(Dataset items)
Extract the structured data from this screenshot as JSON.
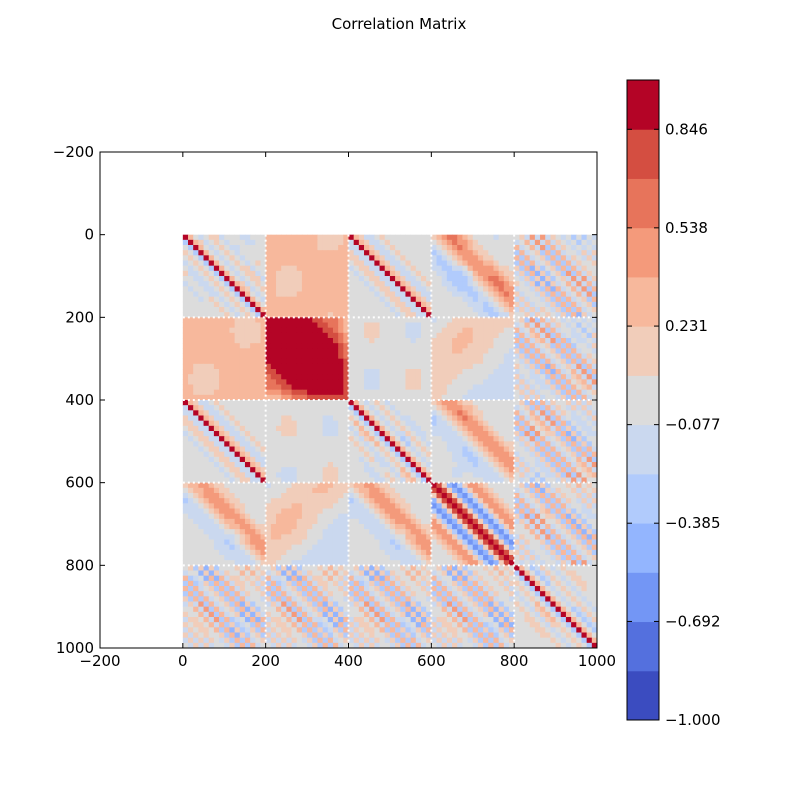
{
  "chart_data": {
    "type": "heatmap",
    "title": "Correlation Matrix",
    "xlabel": "",
    "ylabel": "",
    "xlim": [
      -200,
      1000
    ],
    "ylim": [
      1000,
      -200
    ],
    "x_ticks": [
      "−200",
      "0",
      "200",
      "400",
      "600",
      "800",
      "1000"
    ],
    "y_ticks": [
      "−200",
      "0",
      "200",
      "400",
      "600",
      "800",
      "1000"
    ],
    "x_tick_values": [
      -200,
      0,
      200,
      400,
      600,
      800,
      1000
    ],
    "y_tick_values": [
      -200,
      0,
      200,
      400,
      600,
      800,
      1000
    ],
    "matrix_extent": [
      0,
      1000
    ],
    "block_boundaries": [
      200,
      400,
      600,
      800
    ],
    "colormap": "coolwarm",
    "colorbar": {
      "range": [
        -1.0,
        1.0
      ],
      "levels": 13,
      "tick_labels": [
        "0.846",
        "0.538",
        "0.231",
        "−0.077",
        "−0.385",
        "−0.692",
        "−1.000"
      ],
      "tick_values": [
        0.846,
        0.538,
        0.231,
        -0.077,
        -0.385,
        -0.692,
        -1.0
      ],
      "colors": [
        "#3b4cc0",
        "#5470de",
        "#7396f5",
        "#93b5fe",
        "#b1cbfc",
        "#cad8ef",
        "#dcdcdc",
        "#f1cdba",
        "#f7b89c",
        "#f49a7b",
        "#e7745b",
        "#d44e41",
        "#b40426"
      ]
    }
  }
}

▶ WORK INSTRUCTIONS: Leave images out of the retyped records; keep all else exact.

▶ RESPONSE TO THE EXERCISE:
Extract the structured data from this screenshot as JSON.
{
  "chart_data": {
    "type": "heatmap",
    "title": "Correlation Matrix",
    "xlabel": "",
    "ylabel": "",
    "xlim": [
      -200,
      1000
    ],
    "ylim": [
      1000,
      -200
    ],
    "x_ticks": [
      "−200",
      "0",
      "200",
      "400",
      "600",
      "800",
      "1000"
    ],
    "y_ticks": [
      "−200",
      "0",
      "200",
      "400",
      "600",
      "800",
      "1000"
    ],
    "x_tick_values": [
      -200,
      0,
      200,
      400,
      600,
      800,
      1000
    ],
    "y_tick_values": [
      -200,
      0,
      200,
      400,
      600,
      800,
      1000
    ],
    "matrix_extent": [
      0,
      1000
    ],
    "block_boundaries": [
      200,
      400,
      600,
      800
    ],
    "colormap": "coolwarm",
    "colorbar": {
      "range": [
        -1.0,
        1.0
      ],
      "levels": 13,
      "tick_labels": [
        "0.846",
        "0.538",
        "0.231",
        "−0.077",
        "−0.385",
        "−0.692",
        "−1.000"
      ],
      "tick_values": [
        0.846,
        0.538,
        0.231,
        -0.077,
        -0.385,
        -0.692,
        -1.0
      ],
      "colors": [
        "#3b4cc0",
        "#5470de",
        "#7396f5",
        "#93b5fe",
        "#b1cbfc",
        "#cad8ef",
        "#dcdcdc",
        "#f1cdba",
        "#f7b89c",
        "#f49a7b",
        "#e7745b",
        "#d44e41",
        "#b40426"
      ]
    }
  }
}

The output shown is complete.